> **DESCRIPTION OF THE TASK**
Every record below should be transcribed exactly. Omit the images.

> **INPUT RECORDS**
-- BEGIN --
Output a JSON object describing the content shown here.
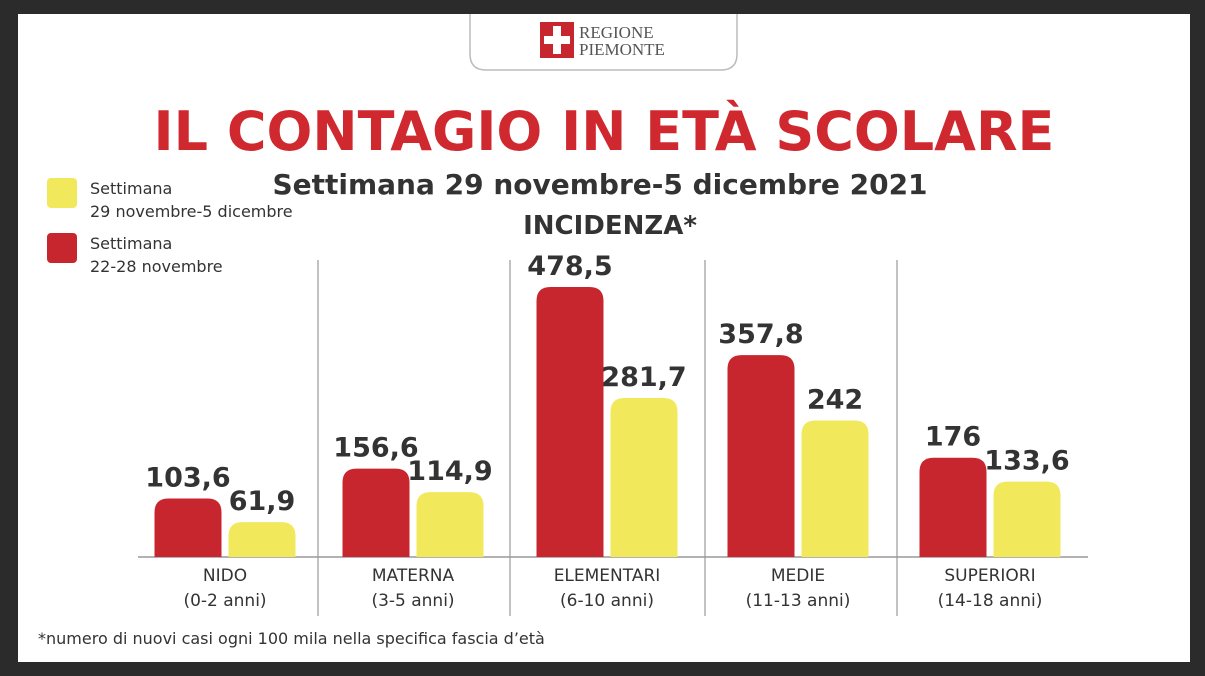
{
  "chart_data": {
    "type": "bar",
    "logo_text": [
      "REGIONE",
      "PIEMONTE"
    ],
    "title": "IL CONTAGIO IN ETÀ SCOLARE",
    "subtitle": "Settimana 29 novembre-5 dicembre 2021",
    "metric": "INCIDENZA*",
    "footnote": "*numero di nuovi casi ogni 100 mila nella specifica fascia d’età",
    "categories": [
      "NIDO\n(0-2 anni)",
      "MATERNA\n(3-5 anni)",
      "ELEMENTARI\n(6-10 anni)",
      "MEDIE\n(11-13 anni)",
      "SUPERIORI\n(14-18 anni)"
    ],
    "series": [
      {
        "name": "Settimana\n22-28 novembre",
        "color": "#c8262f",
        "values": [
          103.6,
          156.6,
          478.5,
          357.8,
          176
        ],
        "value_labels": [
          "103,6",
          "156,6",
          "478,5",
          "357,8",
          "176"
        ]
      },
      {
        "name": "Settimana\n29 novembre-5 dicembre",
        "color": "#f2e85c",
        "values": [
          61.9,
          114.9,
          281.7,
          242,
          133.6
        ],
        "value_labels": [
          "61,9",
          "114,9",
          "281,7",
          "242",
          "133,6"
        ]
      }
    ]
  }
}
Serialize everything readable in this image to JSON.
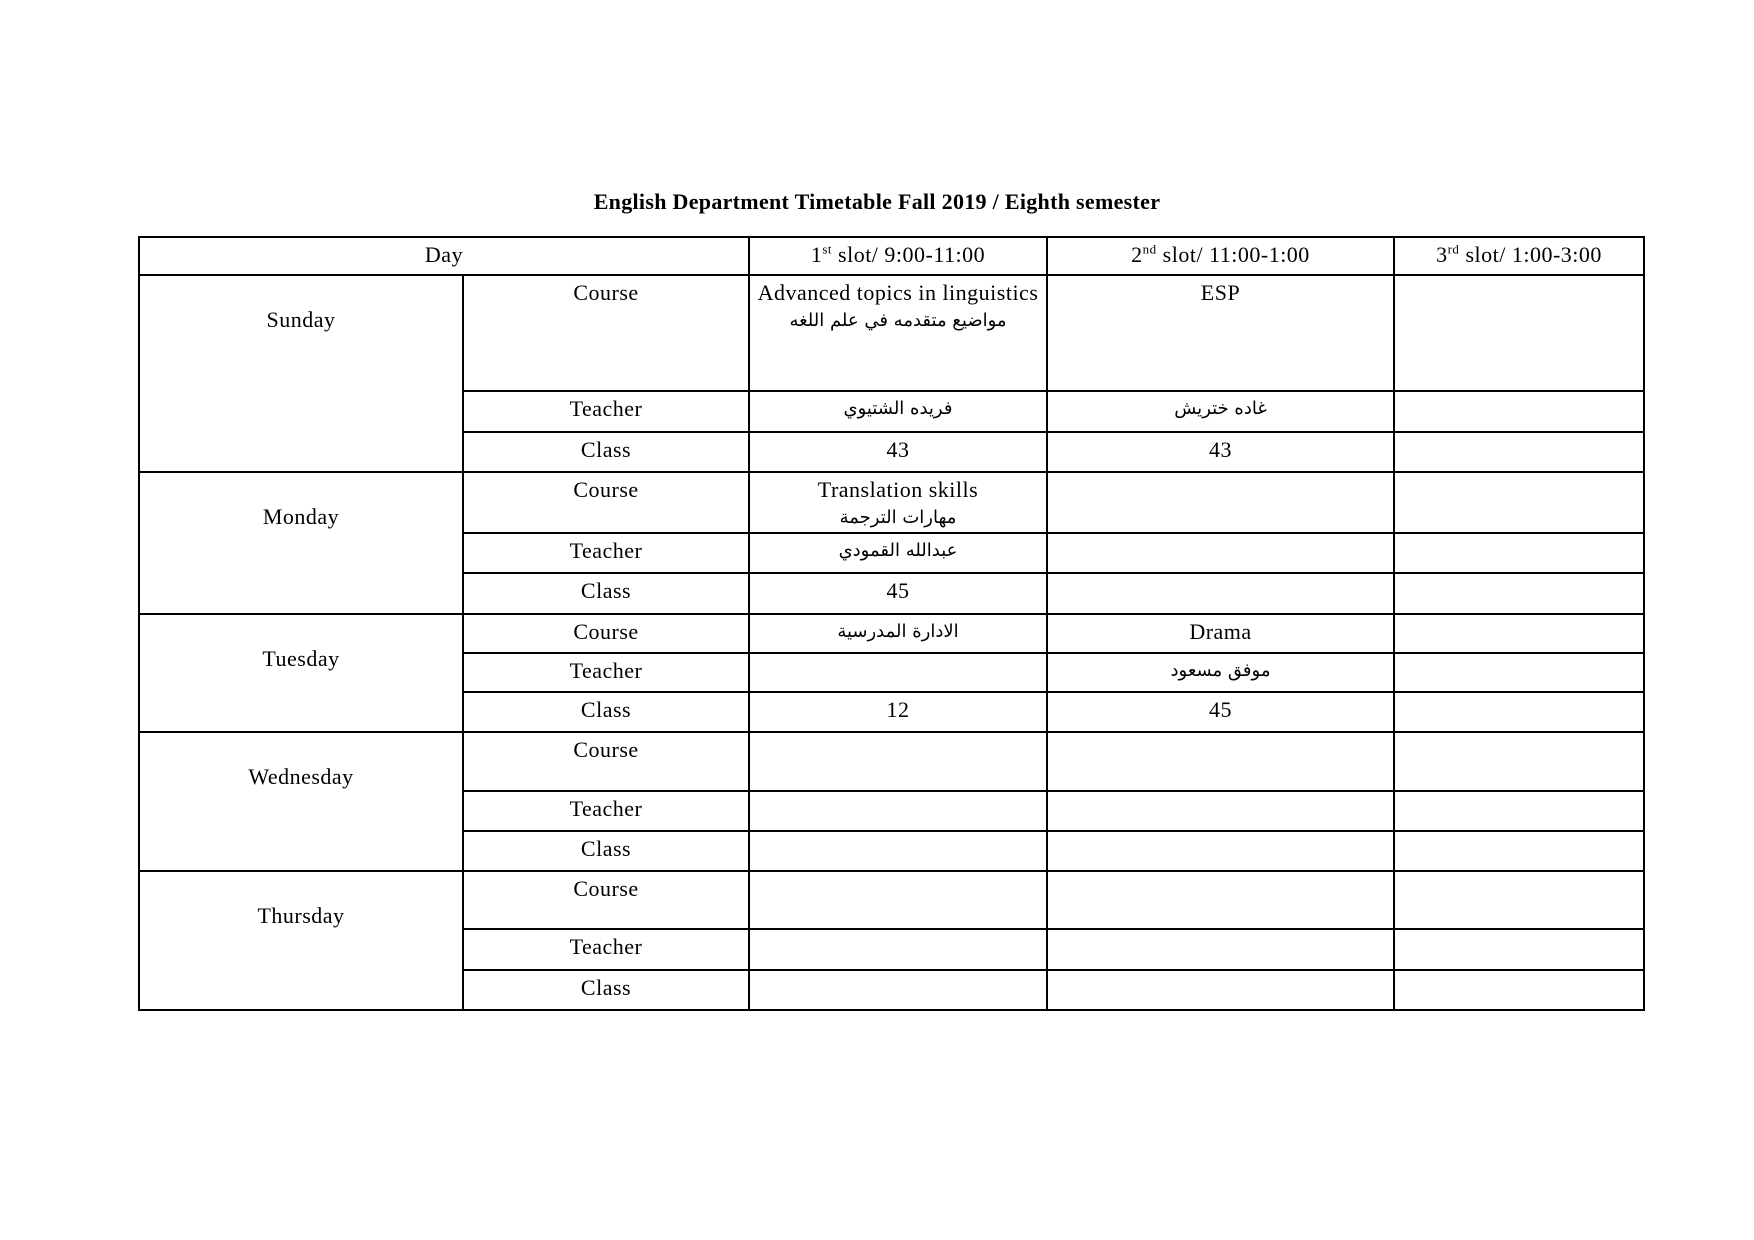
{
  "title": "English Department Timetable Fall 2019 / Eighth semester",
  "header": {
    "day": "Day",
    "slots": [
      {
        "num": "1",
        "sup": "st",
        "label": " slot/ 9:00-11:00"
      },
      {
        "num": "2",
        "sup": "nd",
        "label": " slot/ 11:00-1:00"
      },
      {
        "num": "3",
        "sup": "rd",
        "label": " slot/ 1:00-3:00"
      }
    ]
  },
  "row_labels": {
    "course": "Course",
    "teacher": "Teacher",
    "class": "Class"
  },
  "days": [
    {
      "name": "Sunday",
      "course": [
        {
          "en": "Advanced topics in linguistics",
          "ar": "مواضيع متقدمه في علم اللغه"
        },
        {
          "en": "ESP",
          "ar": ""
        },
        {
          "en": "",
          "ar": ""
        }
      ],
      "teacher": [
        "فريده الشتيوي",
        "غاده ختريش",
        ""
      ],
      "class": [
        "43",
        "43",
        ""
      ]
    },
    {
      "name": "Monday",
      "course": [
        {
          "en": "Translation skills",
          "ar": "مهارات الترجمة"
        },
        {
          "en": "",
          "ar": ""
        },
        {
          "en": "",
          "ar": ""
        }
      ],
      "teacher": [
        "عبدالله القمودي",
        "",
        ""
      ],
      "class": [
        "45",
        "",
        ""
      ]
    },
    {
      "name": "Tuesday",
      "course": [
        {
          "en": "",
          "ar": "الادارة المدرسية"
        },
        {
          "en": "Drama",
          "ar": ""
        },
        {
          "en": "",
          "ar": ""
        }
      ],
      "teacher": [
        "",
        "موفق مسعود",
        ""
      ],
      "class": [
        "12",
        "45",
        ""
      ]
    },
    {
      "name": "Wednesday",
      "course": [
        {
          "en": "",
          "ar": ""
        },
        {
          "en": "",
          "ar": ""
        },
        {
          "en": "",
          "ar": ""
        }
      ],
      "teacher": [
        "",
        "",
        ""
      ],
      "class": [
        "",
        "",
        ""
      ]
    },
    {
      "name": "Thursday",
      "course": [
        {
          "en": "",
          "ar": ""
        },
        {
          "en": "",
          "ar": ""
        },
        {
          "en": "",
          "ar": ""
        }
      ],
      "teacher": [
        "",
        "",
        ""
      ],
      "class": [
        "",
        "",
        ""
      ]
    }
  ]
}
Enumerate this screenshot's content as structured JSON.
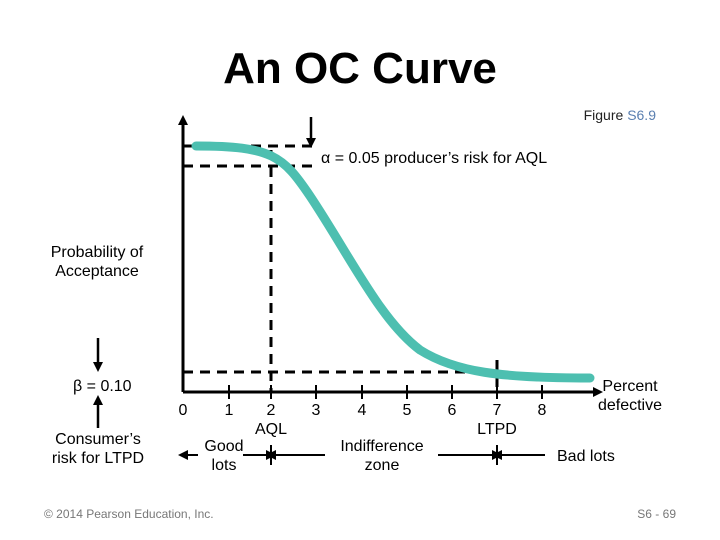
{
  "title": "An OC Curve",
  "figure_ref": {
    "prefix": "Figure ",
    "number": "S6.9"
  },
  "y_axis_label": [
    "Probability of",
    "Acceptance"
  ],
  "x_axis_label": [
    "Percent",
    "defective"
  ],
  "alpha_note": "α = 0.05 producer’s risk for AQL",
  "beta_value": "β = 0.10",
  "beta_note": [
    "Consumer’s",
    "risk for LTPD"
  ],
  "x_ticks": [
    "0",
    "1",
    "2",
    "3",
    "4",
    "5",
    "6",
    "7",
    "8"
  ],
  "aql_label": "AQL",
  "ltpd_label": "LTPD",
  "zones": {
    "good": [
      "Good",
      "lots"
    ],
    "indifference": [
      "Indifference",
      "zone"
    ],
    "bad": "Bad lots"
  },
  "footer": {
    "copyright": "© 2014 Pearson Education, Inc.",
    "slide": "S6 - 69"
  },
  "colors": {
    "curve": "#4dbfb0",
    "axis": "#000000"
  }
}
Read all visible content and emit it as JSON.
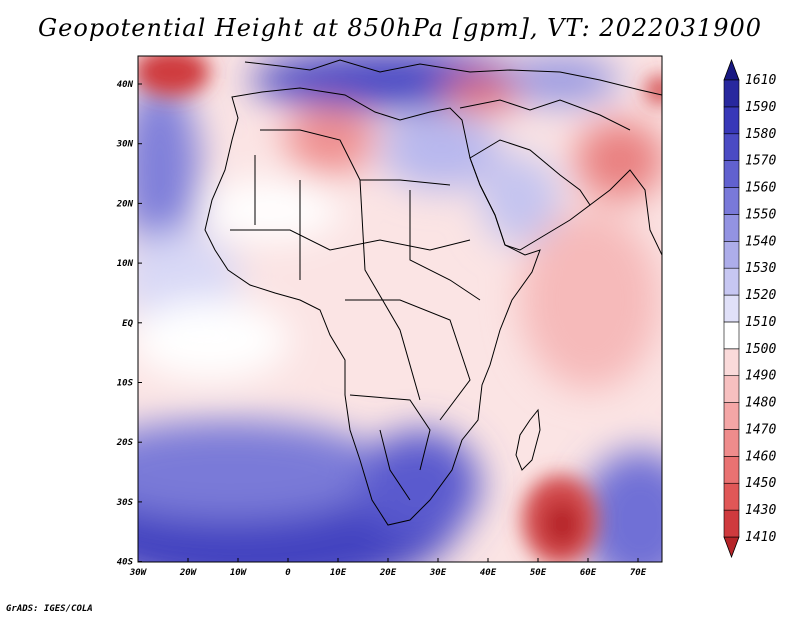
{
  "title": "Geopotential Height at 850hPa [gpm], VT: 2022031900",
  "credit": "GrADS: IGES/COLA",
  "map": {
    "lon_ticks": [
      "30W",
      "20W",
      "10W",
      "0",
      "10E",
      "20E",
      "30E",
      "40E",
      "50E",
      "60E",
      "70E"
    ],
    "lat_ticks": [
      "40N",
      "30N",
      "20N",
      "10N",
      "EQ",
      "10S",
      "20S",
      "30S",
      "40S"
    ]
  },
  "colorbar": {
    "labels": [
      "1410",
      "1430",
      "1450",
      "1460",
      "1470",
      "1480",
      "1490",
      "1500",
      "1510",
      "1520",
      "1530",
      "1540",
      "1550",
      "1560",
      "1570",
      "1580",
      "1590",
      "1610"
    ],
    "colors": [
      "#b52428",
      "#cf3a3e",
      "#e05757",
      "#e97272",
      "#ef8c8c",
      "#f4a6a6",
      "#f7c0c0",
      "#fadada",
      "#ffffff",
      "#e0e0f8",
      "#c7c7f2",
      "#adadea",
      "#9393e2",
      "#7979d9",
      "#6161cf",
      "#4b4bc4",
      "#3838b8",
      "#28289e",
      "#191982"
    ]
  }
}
-- END --
> **FULL RESPONSE**
Output a JSON object describing the content shown here.
{
  "chart_data": {
    "type": "bar",
    "logo_text": [
      "REGIONE",
      "PIEMONTE"
    ],
    "title": "IL CONTAGIO IN ETÀ SCOLARE",
    "subtitle": "Settimana 29 novembre-5 dicembre 2021",
    "metric": "INCIDENZA*",
    "footnote": "*numero di nuovi casi ogni 100 mila nella specifica fascia d’età",
    "categories": [
      "NIDO\n(0-2 anni)",
      "MATERNA\n(3-5 anni)",
      "ELEMENTARI\n(6-10 anni)",
      "MEDIE\n(11-13 anni)",
      "SUPERIORI\n(14-18 anni)"
    ],
    "series": [
      {
        "name": "Settimana\n22-28 novembre",
        "color": "#c8262f",
        "values": [
          103.6,
          156.6,
          478.5,
          357.8,
          176
        ],
        "value_labels": [
          "103,6",
          "156,6",
          "478,5",
          "357,8",
          "176"
        ]
      },
      {
        "name": "Settimana\n29 novembre-5 dicembre",
        "color": "#f2e85c",
        "values": [
          61.9,
          114.9,
          281.7,
          242,
          133.6
        ],
        "value_labels": [
          "61,9",
          "114,9",
          "281,7",
          "242",
          "133,6"
        ]
      }
    ]
  }
}
Serialize everything readable in this image to JSON.
{
  "title": "English Department Timetable Fall 2019 / Eighth semester",
  "header": {
    "day": "Day",
    "slots": [
      {
        "num": "1",
        "sup": "st",
        "label": " slot/ 9:00-11:00"
      },
      {
        "num": "2",
        "sup": "nd",
        "label": " slot/ 11:00-1:00"
      },
      {
        "num": "3",
        "sup": "rd",
        "label": " slot/ 1:00-3:00"
      }
    ]
  },
  "row_labels": {
    "course": "Course",
    "teacher": "Teacher",
    "class": "Class"
  },
  "days": [
    {
      "name": "Sunday",
      "course": [
        {
          "en": "Advanced topics in linguistics",
          "ar": "مواضيع متقدمه في علم اللغه"
        },
        {
          "en": "ESP",
          "ar": ""
        },
        {
          "en": "",
          "ar": ""
        }
      ],
      "teacher": [
        "فريده الشتيوي",
        "غاده ختريش",
        ""
      ],
      "class": [
        "43",
        "43",
        ""
      ]
    },
    {
      "name": "Monday",
      "course": [
        {
          "en": "Translation skills",
          "ar": "مهارات الترجمة"
        },
        {
          "en": "",
          "ar": ""
        },
        {
          "en": "",
          "ar": ""
        }
      ],
      "teacher": [
        "عبدالله القمودي",
        "",
        ""
      ],
      "class": [
        "45",
        "",
        ""
      ]
    },
    {
      "name": "Tuesday",
      "course": [
        {
          "en": "",
          "ar": "الادارة المدرسية"
        },
        {
          "en": "Drama",
          "ar": ""
        },
        {
          "en": "",
          "ar": ""
        }
      ],
      "teacher": [
        "",
        "موفق مسعود",
        ""
      ],
      "class": [
        "12",
        "45",
        ""
      ]
    },
    {
      "name": "Wednesday",
      "course": [
        {
          "en": "",
          "ar": ""
        },
        {
          "en": "",
          "ar": ""
        },
        {
          "en": "",
          "ar": ""
        }
      ],
      "teacher": [
        "",
        "",
        ""
      ],
      "class": [
        "",
        "",
        ""
      ]
    },
    {
      "name": "Thursday",
      "course": [
        {
          "en": "",
          "ar": ""
        },
        {
          "en": "",
          "ar": ""
        },
        {
          "en": "",
          "ar": ""
        }
      ],
      "teacher": [
        "",
        "",
        ""
      ],
      "class": [
        "",
        "",
        ""
      ]
    }
  ]
}
Enumerate this screenshot's content as structured JSON.
{
  "title": "An OC Curve",
  "figure_ref": {
    "prefix": "Figure ",
    "number": "S6.9"
  },
  "y_axis_label": [
    "Probability of",
    "Acceptance"
  ],
  "x_axis_label": [
    "Percent",
    "defective"
  ],
  "alpha_note": "α = 0.05 producer’s risk for AQL",
  "beta_value": "β = 0.10",
  "beta_note": [
    "Consumer’s",
    "risk for LTPD"
  ],
  "x_ticks": [
    "0",
    "1",
    "2",
    "3",
    "4",
    "5",
    "6",
    "7",
    "8"
  ],
  "aql_label": "AQL",
  "ltpd_label": "LTPD",
  "zones": {
    "good": [
      "Good",
      "lots"
    ],
    "indifference": [
      "Indifference",
      "zone"
    ],
    "bad": "Bad lots"
  },
  "footer": {
    "copyright": "© 2014 Pearson Education, Inc.",
    "slide": "S6 - 69"
  },
  "colors": {
    "curve": "#4dbfb0",
    "axis": "#000000"
  }
}
Read all visible content and emit it as JSON.
{
  "title": "Geopotential Height at 850hPa [gpm], VT: 2022031900",
  "credit": "GrADS: IGES/COLA",
  "map": {
    "lon_ticks": [
      "30W",
      "20W",
      "10W",
      "0",
      "10E",
      "20E",
      "30E",
      "40E",
      "50E",
      "60E",
      "70E"
    ],
    "lat_ticks": [
      "40N",
      "30N",
      "20N",
      "10N",
      "EQ",
      "10S",
      "20S",
      "30S",
      "40S"
    ]
  },
  "colorbar": {
    "labels": [
      "1410",
      "1430",
      "1450",
      "1460",
      "1470",
      "1480",
      "1490",
      "1500",
      "1510",
      "1520",
      "1530",
      "1540",
      "1550",
      "1560",
      "1570",
      "1580",
      "1590",
      "1610"
    ],
    "colors": [
      "#b52428",
      "#cf3a3e",
      "#e05757",
      "#e97272",
      "#ef8c8c",
      "#f4a6a6",
      "#f7c0c0",
      "#fadada",
      "#ffffff",
      "#e0e0f8",
      "#c7c7f2",
      "#adadea",
      "#9393e2",
      "#7979d9",
      "#6161cf",
      "#4b4bc4",
      "#3838b8",
      "#28289e",
      "#191982"
    ]
  }
}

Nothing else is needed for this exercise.